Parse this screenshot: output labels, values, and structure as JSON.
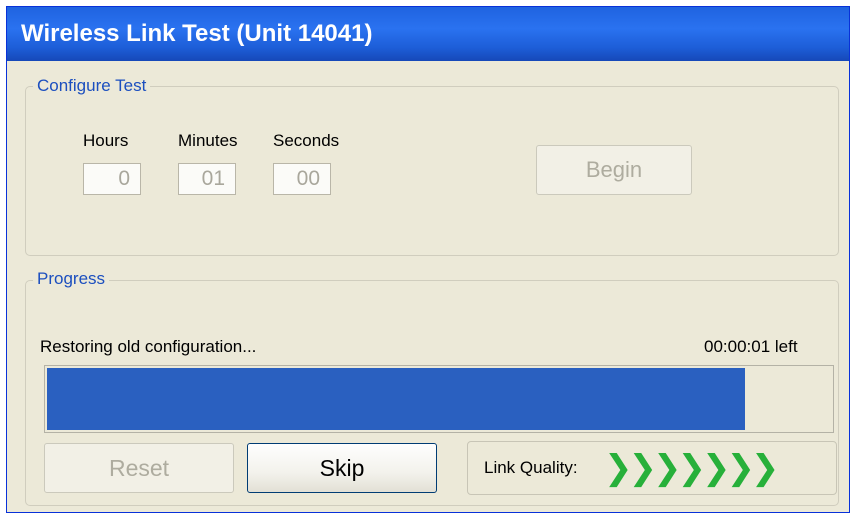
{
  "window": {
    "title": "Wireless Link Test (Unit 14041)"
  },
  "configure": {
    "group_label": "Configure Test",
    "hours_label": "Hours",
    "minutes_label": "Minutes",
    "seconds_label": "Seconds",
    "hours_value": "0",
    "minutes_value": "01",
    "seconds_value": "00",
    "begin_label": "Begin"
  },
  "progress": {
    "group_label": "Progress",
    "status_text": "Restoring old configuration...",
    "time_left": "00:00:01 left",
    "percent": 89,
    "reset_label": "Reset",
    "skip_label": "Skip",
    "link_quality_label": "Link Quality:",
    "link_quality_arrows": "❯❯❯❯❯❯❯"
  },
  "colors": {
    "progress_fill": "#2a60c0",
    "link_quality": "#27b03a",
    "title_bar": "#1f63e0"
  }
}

- - - - -

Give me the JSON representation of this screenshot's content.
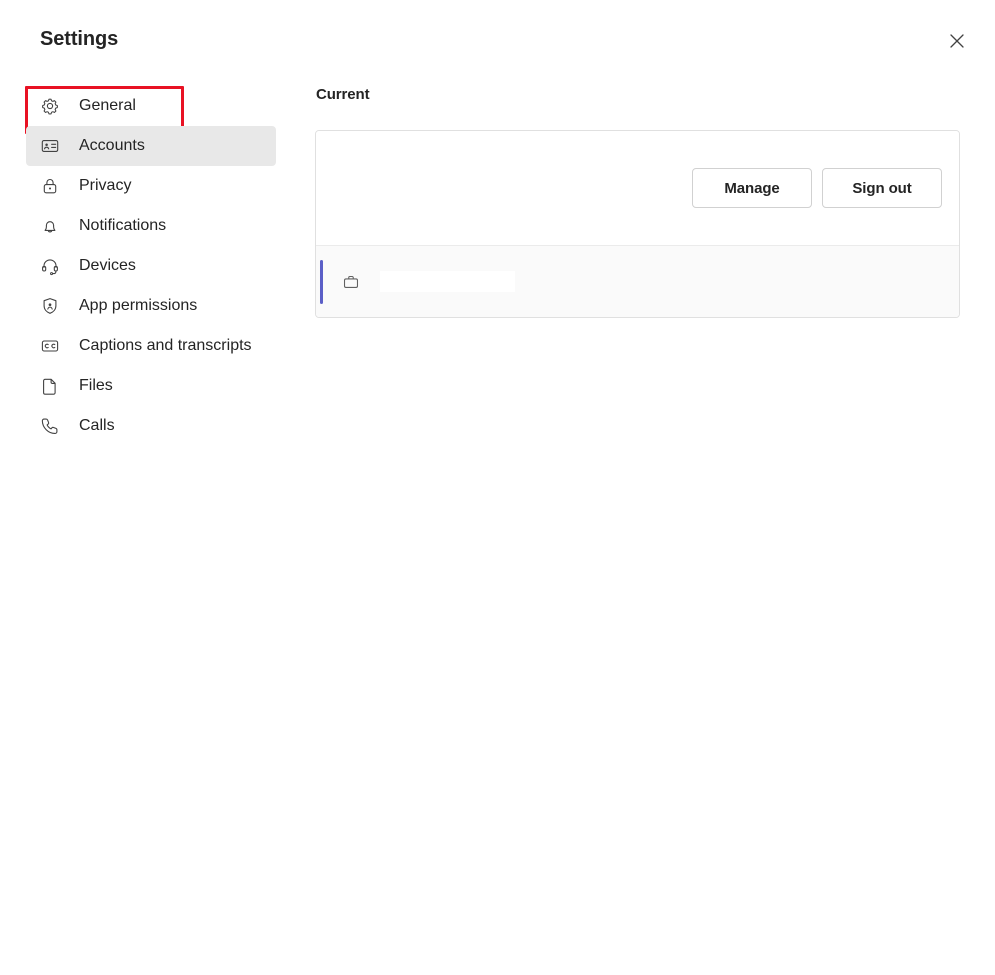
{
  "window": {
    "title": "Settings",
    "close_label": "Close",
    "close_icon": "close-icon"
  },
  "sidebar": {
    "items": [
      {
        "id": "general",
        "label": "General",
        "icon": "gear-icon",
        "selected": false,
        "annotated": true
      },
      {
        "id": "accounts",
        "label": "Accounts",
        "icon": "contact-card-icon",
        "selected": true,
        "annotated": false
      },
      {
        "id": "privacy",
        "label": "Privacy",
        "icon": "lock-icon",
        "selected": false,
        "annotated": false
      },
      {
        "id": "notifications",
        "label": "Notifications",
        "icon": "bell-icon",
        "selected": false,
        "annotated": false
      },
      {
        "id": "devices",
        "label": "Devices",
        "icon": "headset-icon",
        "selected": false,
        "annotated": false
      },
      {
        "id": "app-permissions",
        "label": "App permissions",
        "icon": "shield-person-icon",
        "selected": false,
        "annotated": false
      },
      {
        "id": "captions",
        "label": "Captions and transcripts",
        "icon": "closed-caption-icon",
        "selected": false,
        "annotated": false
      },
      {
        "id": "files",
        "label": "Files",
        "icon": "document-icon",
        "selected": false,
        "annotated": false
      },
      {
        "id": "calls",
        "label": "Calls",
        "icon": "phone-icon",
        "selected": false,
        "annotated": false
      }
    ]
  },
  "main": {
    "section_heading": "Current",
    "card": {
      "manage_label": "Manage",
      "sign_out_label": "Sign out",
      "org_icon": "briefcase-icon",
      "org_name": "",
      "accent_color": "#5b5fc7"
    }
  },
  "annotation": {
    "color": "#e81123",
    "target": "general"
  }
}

- - - - -

[What is expected]: Identify the lines in the entries that hold "icon" and return each one.

[Result below]:
    "close_icon": "close-icon"
        "icon": "gear-icon",
        "icon": "contact-card-icon",
        "icon": "lock-icon",
        "icon": "bell-icon",
        "icon": "headset-icon",
        "icon": "shield-person-icon",
        "icon": "closed-caption-icon",
        "icon": "document-icon",
        "icon": "phone-icon",
      "org_icon": "briefcase-icon",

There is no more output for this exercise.